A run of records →

+ + + + +

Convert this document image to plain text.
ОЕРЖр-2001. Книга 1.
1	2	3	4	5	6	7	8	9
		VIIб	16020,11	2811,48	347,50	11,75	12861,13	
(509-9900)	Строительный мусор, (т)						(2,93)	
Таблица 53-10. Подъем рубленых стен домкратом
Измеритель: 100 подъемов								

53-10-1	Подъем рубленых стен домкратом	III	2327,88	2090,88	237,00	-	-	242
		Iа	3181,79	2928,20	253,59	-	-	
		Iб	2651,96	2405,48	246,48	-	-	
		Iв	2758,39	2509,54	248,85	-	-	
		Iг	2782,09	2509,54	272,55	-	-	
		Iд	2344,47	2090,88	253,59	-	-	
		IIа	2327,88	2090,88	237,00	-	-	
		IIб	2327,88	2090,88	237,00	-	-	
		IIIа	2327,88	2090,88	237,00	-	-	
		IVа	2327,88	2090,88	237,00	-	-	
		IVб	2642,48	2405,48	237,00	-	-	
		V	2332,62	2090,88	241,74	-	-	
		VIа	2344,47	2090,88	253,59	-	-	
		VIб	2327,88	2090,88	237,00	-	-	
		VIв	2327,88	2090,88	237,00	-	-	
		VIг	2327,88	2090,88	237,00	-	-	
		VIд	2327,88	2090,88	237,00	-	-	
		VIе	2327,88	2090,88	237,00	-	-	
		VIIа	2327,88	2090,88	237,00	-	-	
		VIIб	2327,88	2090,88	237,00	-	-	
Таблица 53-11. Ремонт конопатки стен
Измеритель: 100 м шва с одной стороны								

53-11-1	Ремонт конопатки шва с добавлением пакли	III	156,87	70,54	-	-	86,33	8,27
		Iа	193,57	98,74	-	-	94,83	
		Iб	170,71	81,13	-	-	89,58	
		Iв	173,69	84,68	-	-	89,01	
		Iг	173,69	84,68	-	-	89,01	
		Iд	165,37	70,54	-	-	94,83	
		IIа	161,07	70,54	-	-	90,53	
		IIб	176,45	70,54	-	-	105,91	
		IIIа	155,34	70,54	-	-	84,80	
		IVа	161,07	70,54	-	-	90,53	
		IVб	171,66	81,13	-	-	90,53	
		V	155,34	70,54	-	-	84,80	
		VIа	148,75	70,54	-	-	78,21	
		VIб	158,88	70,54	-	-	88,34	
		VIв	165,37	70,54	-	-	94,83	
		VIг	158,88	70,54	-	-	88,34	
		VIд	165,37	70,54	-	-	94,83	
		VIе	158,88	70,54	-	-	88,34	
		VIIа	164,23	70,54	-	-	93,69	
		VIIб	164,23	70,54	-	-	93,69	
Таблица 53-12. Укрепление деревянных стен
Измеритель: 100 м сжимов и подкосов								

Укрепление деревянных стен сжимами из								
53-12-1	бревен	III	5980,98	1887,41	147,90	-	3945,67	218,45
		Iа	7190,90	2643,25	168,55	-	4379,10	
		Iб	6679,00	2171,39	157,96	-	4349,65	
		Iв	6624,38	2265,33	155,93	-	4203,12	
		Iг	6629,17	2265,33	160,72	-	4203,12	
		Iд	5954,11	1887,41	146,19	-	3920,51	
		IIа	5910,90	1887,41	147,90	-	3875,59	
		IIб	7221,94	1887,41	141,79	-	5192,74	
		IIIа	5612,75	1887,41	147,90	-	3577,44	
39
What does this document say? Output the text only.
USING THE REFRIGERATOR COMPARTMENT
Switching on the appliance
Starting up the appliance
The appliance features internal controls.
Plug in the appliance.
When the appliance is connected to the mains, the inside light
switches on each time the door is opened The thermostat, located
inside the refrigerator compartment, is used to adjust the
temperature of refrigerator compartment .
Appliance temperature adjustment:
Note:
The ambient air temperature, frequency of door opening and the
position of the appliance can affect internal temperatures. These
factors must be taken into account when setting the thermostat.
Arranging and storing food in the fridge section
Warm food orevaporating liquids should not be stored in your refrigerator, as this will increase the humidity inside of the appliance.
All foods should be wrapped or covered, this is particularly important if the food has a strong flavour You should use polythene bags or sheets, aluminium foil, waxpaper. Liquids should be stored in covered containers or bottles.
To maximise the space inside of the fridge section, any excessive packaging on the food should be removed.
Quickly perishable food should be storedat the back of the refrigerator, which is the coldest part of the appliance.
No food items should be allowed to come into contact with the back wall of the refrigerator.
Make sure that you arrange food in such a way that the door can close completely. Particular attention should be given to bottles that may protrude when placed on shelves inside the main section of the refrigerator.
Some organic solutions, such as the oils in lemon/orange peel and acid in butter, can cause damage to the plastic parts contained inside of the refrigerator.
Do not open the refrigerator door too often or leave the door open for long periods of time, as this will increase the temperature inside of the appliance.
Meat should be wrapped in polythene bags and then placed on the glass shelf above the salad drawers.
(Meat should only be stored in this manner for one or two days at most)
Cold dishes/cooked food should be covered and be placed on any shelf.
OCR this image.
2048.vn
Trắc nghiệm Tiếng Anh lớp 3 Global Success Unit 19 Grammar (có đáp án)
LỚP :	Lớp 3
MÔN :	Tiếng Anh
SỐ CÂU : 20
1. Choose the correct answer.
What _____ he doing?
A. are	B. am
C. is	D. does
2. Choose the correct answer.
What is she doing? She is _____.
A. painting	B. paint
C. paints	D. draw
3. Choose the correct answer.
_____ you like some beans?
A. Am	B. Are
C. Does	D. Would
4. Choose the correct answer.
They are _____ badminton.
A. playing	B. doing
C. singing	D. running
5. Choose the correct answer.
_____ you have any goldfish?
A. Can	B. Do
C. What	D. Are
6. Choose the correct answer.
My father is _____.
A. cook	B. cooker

+ + + + +

Produce an exact copy of all the records.

Solution to the exercise →
Convert this document image to plain text.
ОЕРЖр-2001. Книга 1.
1	2	3	4	5	6	7	8	9
		VIIб	16020,11	2811,48	347,50	11,75	12861,13	
(509-9900)	Строительный мусор, (т)						(2,93)	
Таблица 53-10. Подъем рубленых стен домкратом
Измеритель: 100 подъемов								

53-10-1	Подъем рубленых стен домкратом	III	2327,88	2090,88	237,00	-	-	242
		Iа	3181,79	2928,20	253,59	-	-	
		Iб	2651,96	2405,48	246,48	-	-	
		Iв	2758,39	2509,54	248,85	-	-	
		Iг	2782,09	2509,54	272,55	-	-	
		Iд	2344,47	2090,88	253,59	-	-	
		IIа	2327,88	2090,88	237,00	-	-	
		IIб	2327,88	2090,88	237,00	-	-	
		IIIа	2327,88	2090,88	237,00	-	-	
		IVа	2327,88	2090,88	237,00	-	-	
		IVб	2642,48	2405,48	237,00	-	-	
		V	2332,62	2090,88	241,74	-	-	
		VIа	2344,47	2090,88	253,59	-	-	
		VIб	2327,88	2090,88	237,00	-	-	
		VIв	2327,88	2090,88	237,00	-	-	
		VIг	2327,88	2090,88	237,00	-	-	
		VIд	2327,88	2090,88	237,00	-	-	
		VIе	2327,88	2090,88	237,00	-	-	
		VIIа	2327,88	2090,88	237,00	-	-	
		VIIб	2327,88	2090,88	237,00	-	-	
Таблица 53-11. Ремонт конопатки стен
Измеритель: 100 м шва с одной стороны								

53-11-1	Ремонт конопатки шва с добавлением пакли	III	156,87	70,54	-	-	86,33	8,27
		Iа	193,57	98,74	-	-	94,83	
		Iб	170,71	81,13	-	-	89,58	
		Iв	173,69	84,68	-	-	89,01	
		Iг	173,69	84,68	-	-	89,01	
		Iд	165,37	70,54	-	-	94,83	
		IIа	161,07	70,54	-	-	90,53	
		IIб	176,45	70,54	-	-	105,91	
		IIIа	155,34	70,54	-	-	84,80	
		IVа	161,07	70,54	-	-	90,53	
		IVб	171,66	81,13	-	-	90,53	
		V	155,34	70,54	-	-	84,80	
		VIа	148,75	70,54	-	-	78,21	
		VIб	158,88	70,54	-	-	88,34	
		VIв	165,37	70,54	-	-	94,83	
		VIг	158,88	70,54	-	-	88,34	
		VIд	165,37	70,54	-	-	94,83	
		VIе	158,88	70,54	-	-	88,34	
		VIIа	164,23	70,54	-	-	93,69	
		VIIб	164,23	70,54	-	-	93,69	
Таблица 53-12. Укрепление деревянных стен
Измеритель: 100 м сжимов и подкосов								

Укрепление деревянных стен сжимами из								
53-12-1	бревен	III	5980,98	1887,41	147,90	-	3945,67	218,45
		Iа	7190,90	2643,25	168,55	-	4379,10	
		Iб	6679,00	2171,39	157,96	-	4349,65	
		Iв	6624,38	2265,33	155,93	-	4203,12	
		Iг	6629,17	2265,33	160,72	-	4203,12	
		Iд	5954,11	1887,41	146,19	-	3920,51	
		IIа	5910,90	1887,41	147,90	-	3875,59	
		IIб	7221,94	1887,41	141,79	-	5192,74	
		IIIа	5612,75	1887,41	147,90	-	3577,44	
39
What does this document say? Output the text only.
USING THE REFRIGERATOR COMPARTMENT
Switching on the appliance
Starting up the appliance
The appliance features internal controls.
Plug in the appliance.
When the appliance is connected to the mains, the inside light
switches on each time the door is opened The thermostat, located
inside the refrigerator compartment, is used to adjust the
temperature of refrigerator compartment .
Appliance temperature adjustment:
Note:
The ambient air temperature, frequency of door opening and the
position of the appliance can affect internal temperatures. These
factors must be taken into account when setting the thermostat.
Arranging and storing food in the fridge section
Warm food orevaporating liquids should not be stored in your refrigerator, as this will increase the humidity inside of the appliance.
All foods should be wrapped or covered, this is particularly important if the food has a strong flavour You should use polythene bags or sheets, aluminium foil, waxpaper. Liquids should be stored in covered containers or bottles.
To maximise the space inside of the fridge section, any excessive packaging on the food should be removed.
Quickly perishable food should be storedat the back of the refrigerator, which is the coldest part of the appliance.
No food items should be allowed to come into contact with the back wall of the refrigerator.
Make sure that you arrange food in such a way that the door can close completely. Particular attention should be given to bottles that may protrude when placed on shelves inside the main section of the refrigerator.
Some organic solutions, such as the oils in lemon/orange peel and acid in butter, can cause damage to the plastic parts contained inside of the refrigerator.
Do not open the refrigerator door too often or leave the door open for long periods of time, as this will increase the temperature inside of the appliance.
Meat should be wrapped in polythene bags and then placed on the glass shelf above the salad drawers.
(Meat should only be stored in this manner for one or two days at most)
Cold dishes/cooked food should be covered and be placed on any shelf.
OCR this image.
2048.vn
Trắc nghiệm Tiếng Anh lớp 3 Global Success Unit 19 Grammar (có đáp án)
LỚP :	Lớp 3
MÔN :	Tiếng Anh
SỐ CÂU : 20
1. Choose the correct answer.
What _____ he doing?
A. are	B. am
C. is	D. does
2. Choose the correct answer.
What is she doing? She is _____.
A. painting	B. paint
C. paints	D. draw
3. Choose the correct answer.
_____ you like some beans?
A. Am	B. Are
C. Does	D. Would
4. Choose the correct answer.
They are _____ badminton.
A. playing	B. doing
C. singing	D. running
5. Choose the correct answer.
_____ you have any goldfish?
A. Can	B. Do
C. What	D. Are
6. Choose the correct answer.
My father is _____.
A. cook	B. cooker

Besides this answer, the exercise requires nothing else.